WRITTEN TASK: Take the listing and print it in full, exactly as given.

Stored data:
<<<<

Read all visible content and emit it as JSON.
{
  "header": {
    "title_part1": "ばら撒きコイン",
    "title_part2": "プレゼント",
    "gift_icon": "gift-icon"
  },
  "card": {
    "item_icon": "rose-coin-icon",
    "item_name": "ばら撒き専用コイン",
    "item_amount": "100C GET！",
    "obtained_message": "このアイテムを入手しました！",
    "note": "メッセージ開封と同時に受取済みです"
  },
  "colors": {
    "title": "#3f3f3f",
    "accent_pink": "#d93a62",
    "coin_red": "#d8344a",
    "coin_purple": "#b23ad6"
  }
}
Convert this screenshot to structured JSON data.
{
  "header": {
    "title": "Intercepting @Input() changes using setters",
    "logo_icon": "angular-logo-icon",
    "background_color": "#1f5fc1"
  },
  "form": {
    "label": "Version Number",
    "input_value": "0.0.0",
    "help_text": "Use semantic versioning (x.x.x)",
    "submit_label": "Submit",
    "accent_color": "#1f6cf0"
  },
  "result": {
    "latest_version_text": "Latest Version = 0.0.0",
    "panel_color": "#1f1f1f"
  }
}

>>>>

RESULT OF THE EXERCISE:
Read all visible content and emit it as JSON.
{
  "header": {
    "title_part1": "ばら撒きコイン",
    "title_part2": "プレゼント",
    "gift_icon": "gift-icon"
  },
  "card": {
    "item_icon": "rose-coin-icon",
    "item_name": "ばら撒き専用コイン",
    "item_amount": "100C GET！",
    "obtained_message": "このアイテムを入手しました！",
    "note": "メッセージ開封と同時に受取済みです"
  },
  "colors": {
    "title": "#3f3f3f",
    "accent_pink": "#d93a62",
    "coin_red": "#d8344a",
    "coin_purple": "#b23ad6"
  }
}
Convert this screenshot to structured JSON data.
{
  "header": {
    "title": "Intercepting @Input() changes using setters",
    "logo_icon": "angular-logo-icon",
    "background_color": "#1f5fc1"
  },
  "form": {
    "label": "Version Number",
    "input_value": "0.0.0",
    "help_text": "Use semantic versioning (x.x.x)",
    "submit_label": "Submit",
    "accent_color": "#1f6cf0"
  },
  "result": {
    "latest_version_text": "Latest Version = 0.0.0",
    "panel_color": "#1f1f1f"
  }
}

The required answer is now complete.